Job: Reproduce the entries word for word, and omit any picture you find in them.

Material to process:
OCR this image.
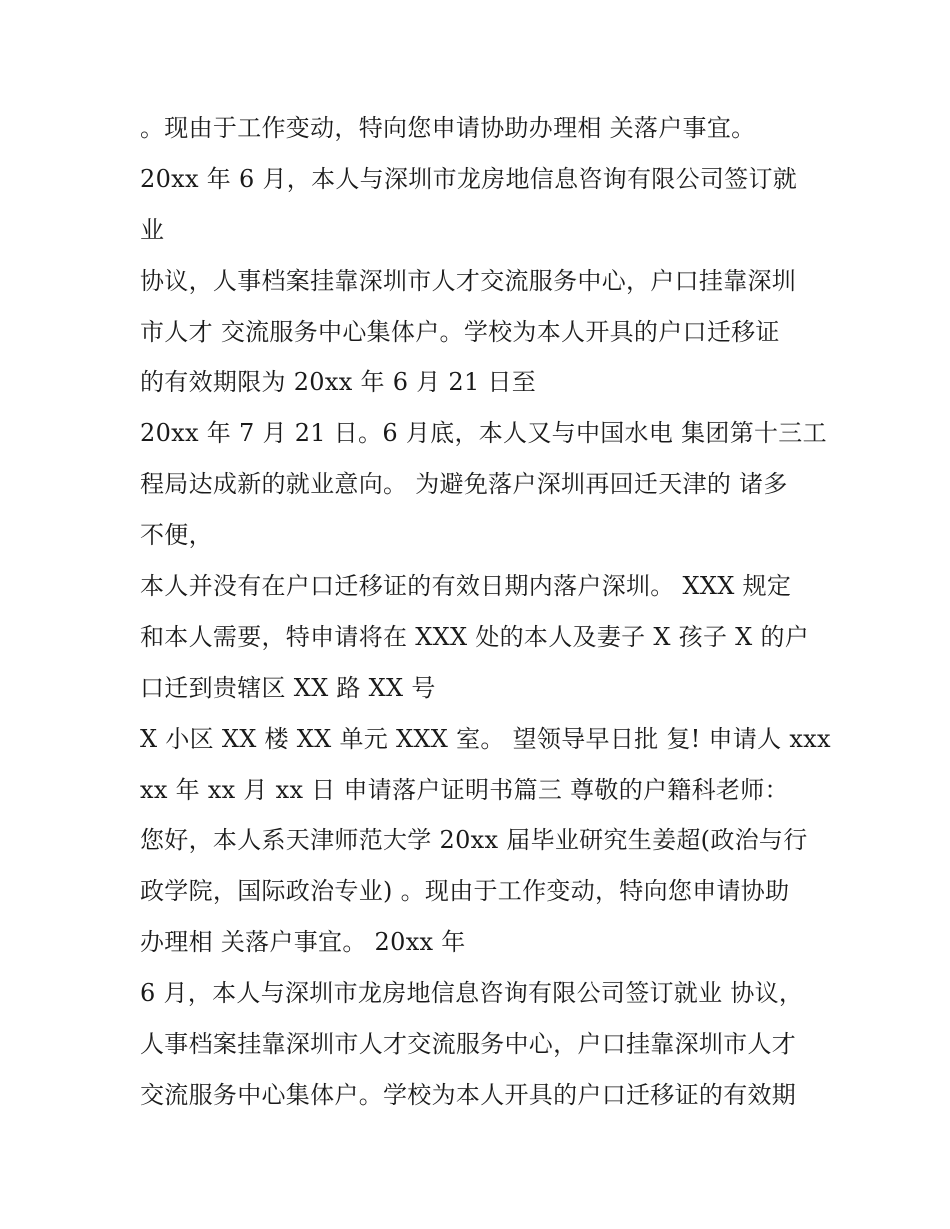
。现由于工作变动，特向您申请协助办理相 关落户事宜。
20xx 年 6 月，本人与深圳市龙房地信息咨询有限公司签订就
业
协议，人事档案挂靠深圳市人才交流服务中心，户口挂靠深圳
市人才 交流服务中心集体户。学校为本人开具的户口迁移证
的有效期限为 20xx 年 6 月 21 日至
20xx 年 7 月 21 日。6 月底，本人又与中国水电 集团第十三工
程局达成新的就业意向。 为避免落户深圳再回迁天津的 诸多
不便，
本人并没有在户口迁移证的有效日期内落户深圳。 XXX 规定
和本人需要，特申请将在 XXX 处的本人及妻子 X 孩子 X 的户
口迁到贵辖区 XX 路 XX 号
X 小区 XX 楼 XX 单元 XXX 室。 望领导早日批 复! 申请人 xxx
xx 年 xx 月 xx 日 申请落户证明书篇三 尊敬的户籍科老师：
您好，本人系天津师范大学 20xx 届毕业研究生姜超(政治与行
政学院，国际政治专业) 。现由于工作变动，特向您申请协助
办理相 关落户事宜。 20xx 年
6 月，本人与深圳市龙房地信息咨询有限公司签订就业 协议，
人事档案挂靠深圳市人才交流服务中心，户口挂靠深圳市人才
交流服务中心集体户。学校为本人开具的户口迁移证的有效期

Task solution:
OCR this image.
。现由于工作变动，特向您申请协助办理相 关落户事宜。
20xx 年 6 月，本人与深圳市龙房地信息咨询有限公司签订就
业
协议，人事档案挂靠深圳市人才交流服务中心，户口挂靠深圳
市人才 交流服务中心集体户。学校为本人开具的户口迁移证
的有效期限为 20xx 年 6 月 21 日至
20xx 年 7 月 21 日。6 月底，本人又与中国水电 集团第十三工
程局达成新的就业意向。 为避免落户深圳再回迁天津的 诸多
不便，
本人并没有在户口迁移证的有效日期内落户深圳。 XXX 规定
和本人需要，特申请将在 XXX 处的本人及妻子 X 孩子 X 的户
口迁到贵辖区 XX 路 XX 号
X 小区 XX 楼 XX 单元 XXX 室。 望领导早日批 复! 申请人 xxx
xx 年 xx 月 xx 日 申请落户证明书篇三 尊敬的户籍科老师：
您好，本人系天津师范大学 20xx 届毕业研究生姜超(政治与行
政学院，国际政治专业) 。现由于工作变动，特向您申请协助
办理相 关落户事宜。 20xx 年
6 月，本人与深圳市龙房地信息咨询有限公司签订就业 协议，
人事档案挂靠深圳市人才交流服务中心，户口挂靠深圳市人才
交流服务中心集体户。学校为本人开具的户口迁移证的有效期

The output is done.